WHAT YOU SHOULD DO: Read the data and repeat all of it exactly.

::: DATA RECORDS

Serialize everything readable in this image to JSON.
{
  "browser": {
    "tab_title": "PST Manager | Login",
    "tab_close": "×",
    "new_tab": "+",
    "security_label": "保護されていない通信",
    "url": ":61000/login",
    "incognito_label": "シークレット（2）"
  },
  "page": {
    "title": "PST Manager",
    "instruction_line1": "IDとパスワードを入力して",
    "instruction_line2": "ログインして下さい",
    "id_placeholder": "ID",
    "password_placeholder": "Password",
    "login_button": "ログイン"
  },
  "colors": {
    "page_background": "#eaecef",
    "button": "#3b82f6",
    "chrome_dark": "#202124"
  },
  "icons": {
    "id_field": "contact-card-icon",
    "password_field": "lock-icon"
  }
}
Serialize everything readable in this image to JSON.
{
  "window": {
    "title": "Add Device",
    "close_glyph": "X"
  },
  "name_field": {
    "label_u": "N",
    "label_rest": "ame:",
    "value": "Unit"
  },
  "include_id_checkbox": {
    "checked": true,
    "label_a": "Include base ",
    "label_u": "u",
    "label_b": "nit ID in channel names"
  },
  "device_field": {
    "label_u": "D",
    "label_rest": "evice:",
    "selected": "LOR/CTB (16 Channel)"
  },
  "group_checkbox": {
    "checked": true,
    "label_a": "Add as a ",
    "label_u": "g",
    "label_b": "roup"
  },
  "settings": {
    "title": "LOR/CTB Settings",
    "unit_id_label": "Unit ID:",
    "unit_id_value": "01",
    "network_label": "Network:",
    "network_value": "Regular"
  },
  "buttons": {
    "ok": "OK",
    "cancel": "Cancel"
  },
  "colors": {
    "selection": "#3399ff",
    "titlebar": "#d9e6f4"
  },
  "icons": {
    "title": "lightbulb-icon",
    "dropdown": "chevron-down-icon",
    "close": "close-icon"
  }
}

::::::

FULL RESPONSE:
Serialize everything readable in this image to JSON.
{
  "browser": {
    "tab_title": "PST Manager | Login",
    "tab_close": "×",
    "new_tab": "+",
    "security_label": "保護されていない通信",
    "url": ":61000/login",
    "incognito_label": "シークレット（2）"
  },
  "page": {
    "title": "PST Manager",
    "instruction_line1": "IDとパスワードを入力して",
    "instruction_line2": "ログインして下さい",
    "id_placeholder": "ID",
    "password_placeholder": "Password",
    "login_button": "ログイン"
  },
  "colors": {
    "page_background": "#eaecef",
    "button": "#3b82f6",
    "chrome_dark": "#202124"
  },
  "icons": {
    "id_field": "contact-card-icon",
    "password_field": "lock-icon"
  }
}
Serialize everything readable in this image to JSON.
{
  "window": {
    "title": "Add Device",
    "close_glyph": "X"
  },
  "name_field": {
    "label_u": "N",
    "label_rest": "ame:",
    "value": "Unit"
  },
  "include_id_checkbox": {
    "checked": true,
    "label_a": "Include base ",
    "label_u": "u",
    "label_b": "nit ID in channel names"
  },
  "device_field": {
    "label_u": "D",
    "label_rest": "evice:",
    "selected": "LOR/CTB (16 Channel)"
  },
  "group_checkbox": {
    "checked": true,
    "label_a": "Add as a ",
    "label_u": "g",
    "label_b": "roup"
  },
  "settings": {
    "title": "LOR/CTB Settings",
    "unit_id_label": "Unit ID:",
    "unit_id_value": "01",
    "network_label": "Network:",
    "network_value": "Regular"
  },
  "buttons": {
    "ok": "OK",
    "cancel": "Cancel"
  },
  "colors": {
    "selection": "#3399ff",
    "titlebar": "#d9e6f4"
  },
  "icons": {
    "title": "lightbulb-icon",
    "dropdown": "chevron-down-icon",
    "close": "close-icon"
  }
}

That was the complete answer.